» **Dataset excerpts**
################
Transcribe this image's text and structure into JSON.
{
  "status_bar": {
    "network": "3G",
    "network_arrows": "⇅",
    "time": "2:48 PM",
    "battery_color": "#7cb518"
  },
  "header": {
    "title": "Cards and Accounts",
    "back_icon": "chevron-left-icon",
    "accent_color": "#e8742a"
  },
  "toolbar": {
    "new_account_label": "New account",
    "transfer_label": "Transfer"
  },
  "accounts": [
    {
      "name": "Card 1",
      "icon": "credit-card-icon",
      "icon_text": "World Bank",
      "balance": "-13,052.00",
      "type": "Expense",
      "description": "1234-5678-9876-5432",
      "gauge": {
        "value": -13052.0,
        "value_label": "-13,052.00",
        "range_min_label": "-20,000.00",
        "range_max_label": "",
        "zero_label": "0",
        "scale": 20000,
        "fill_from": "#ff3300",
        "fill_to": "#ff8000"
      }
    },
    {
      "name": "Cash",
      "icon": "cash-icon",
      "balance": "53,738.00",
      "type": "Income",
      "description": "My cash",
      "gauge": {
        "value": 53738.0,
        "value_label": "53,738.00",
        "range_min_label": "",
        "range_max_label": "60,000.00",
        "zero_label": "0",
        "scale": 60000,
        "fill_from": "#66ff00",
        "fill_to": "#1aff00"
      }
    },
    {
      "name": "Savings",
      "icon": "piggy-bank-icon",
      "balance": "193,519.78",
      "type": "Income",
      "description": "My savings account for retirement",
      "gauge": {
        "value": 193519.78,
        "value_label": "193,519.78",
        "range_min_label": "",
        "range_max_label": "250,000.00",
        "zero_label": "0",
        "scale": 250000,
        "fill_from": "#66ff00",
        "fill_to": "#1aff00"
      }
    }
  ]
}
################
» **Short exercise**
Write out every line from the records above, word for word.

» **Exercise result**
Transcribe this image's text and structure into JSON.
{
  "status_bar": {
    "network": "3G",
    "network_arrows": "⇅",
    "time": "2:48 PM",
    "battery_color": "#7cb518"
  },
  "header": {
    "title": "Cards and Accounts",
    "back_icon": "chevron-left-icon",
    "accent_color": "#e8742a"
  },
  "toolbar": {
    "new_account_label": "New account",
    "transfer_label": "Transfer"
  },
  "accounts": [
    {
      "name": "Card 1",
      "icon": "credit-card-icon",
      "icon_text": "World Bank",
      "balance": "-13,052.00",
      "type": "Expense",
      "description": "1234-5678-9876-5432",
      "gauge": {
        "value": -13052.0,
        "value_label": "-13,052.00",
        "range_min_label": "-20,000.00",
        "range_max_label": "",
        "zero_label": "0",
        "scale": 20000,
        "fill_from": "#ff3300",
        "fill_to": "#ff8000"
      }
    },
    {
      "name": "Cash",
      "icon": "cash-icon",
      "balance": "53,738.00",
      "type": "Income",
      "description": "My cash",
      "gauge": {
        "value": 53738.0,
        "value_label": "53,738.00",
        "range_min_label": "",
        "range_max_label": "60,000.00",
        "zero_label": "0",
        "scale": 60000,
        "fill_from": "#66ff00",
        "fill_to": "#1aff00"
      }
    },
    {
      "name": "Savings",
      "icon": "piggy-bank-icon",
      "balance": "193,519.78",
      "type": "Income",
      "description": "My savings account for retirement",
      "gauge": {
        "value": 193519.78,
        "value_label": "193,519.78",
        "range_min_label": "",
        "range_max_label": "250,000.00",
        "zero_label": "0",
        "scale": 250000,
        "fill_from": "#66ff00",
        "fill_to": "#1aff00"
      }
    }
  ]
}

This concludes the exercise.